◆ Stated problem
Render every line of the listing below as a numbered list, skipping blank lines and leaving out the pictures.

Element boundary records:
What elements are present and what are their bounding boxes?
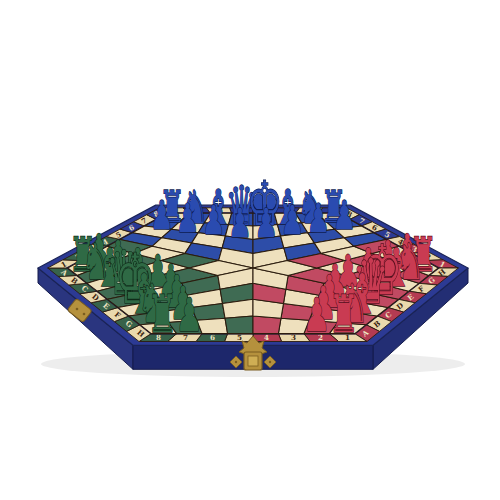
green-pawn: ♟ xyxy=(175,289,202,342)
front-latch xyxy=(269,361,271,363)
left-hinge xyxy=(83,313,86,316)
blue-pawn: ♟ xyxy=(202,196,226,243)
red-cell xyxy=(253,316,281,334)
blue-pawn: ♟ xyxy=(281,196,305,243)
blue-pawn: ♟ xyxy=(176,195,200,241)
green-cell xyxy=(225,316,253,334)
blue-pawn: ♟ xyxy=(332,192,356,238)
blue-pawn: ♟ xyxy=(228,199,252,246)
product-photo: ABCDEFGH87654321HGFEDCBA12345678HGFEDCBA… xyxy=(0,0,500,500)
green-rook: ♜ xyxy=(147,285,177,344)
blue-pawn: ♟ xyxy=(307,195,331,241)
left-hinge xyxy=(76,308,79,311)
front-latch xyxy=(248,356,258,366)
blue-pawn: ♟ xyxy=(150,192,174,238)
three-player-chess-board: ABCDEFGH87654321HGFEDCBA12345678HGFEDCBA… xyxy=(0,0,500,500)
red-rook: ♜ xyxy=(328,285,358,344)
blue-pawn: ♟ xyxy=(254,199,278,246)
red-pawn: ♟ xyxy=(303,289,330,342)
front-latch xyxy=(235,361,237,363)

◆ In response
1. What elements are present and what are their bounding boxes?
2. green-pawn: ♟ xyxy=(175,289,202,342)
3. front-latch xyxy=(269,361,271,363)
4. left-hinge xyxy=(83,313,86,316)
5. blue-pawn: ♟ xyxy=(202,196,226,243)
6. red-cell xyxy=(253,316,281,334)
7. blue-pawn: ♟ xyxy=(281,196,305,243)
8. blue-pawn: ♟ xyxy=(176,195,200,241)
9. green-cell xyxy=(225,316,253,334)
10. blue-pawn: ♟ xyxy=(332,192,356,238)
11. blue-pawn: ♟ xyxy=(228,199,252,246)
12. product-photo: ABCDEFGH87654321HGFEDCBA12345678HGFEDCBA… xyxy=(0,0,500,500)
13. green-rook: ♜ xyxy=(147,285,177,344)
14. blue-pawn: ♟ xyxy=(307,195,331,241)
15. left-hinge xyxy=(76,308,79,311)
16. front-latch xyxy=(248,356,258,366)
17. blue-pawn: ♟ xyxy=(150,192,174,238)
18. three-player-chess-board: ABCDEFGH87654321HGFEDCBA12345678HGFEDCBA… xyxy=(0,0,500,500)
19. red-rook: ♜ xyxy=(328,285,358,344)
20. blue-pawn: ♟ xyxy=(254,199,278,246)
21. red-pawn: ♟ xyxy=(303,289,330,342)
22. front-latch xyxy=(235,361,237,363)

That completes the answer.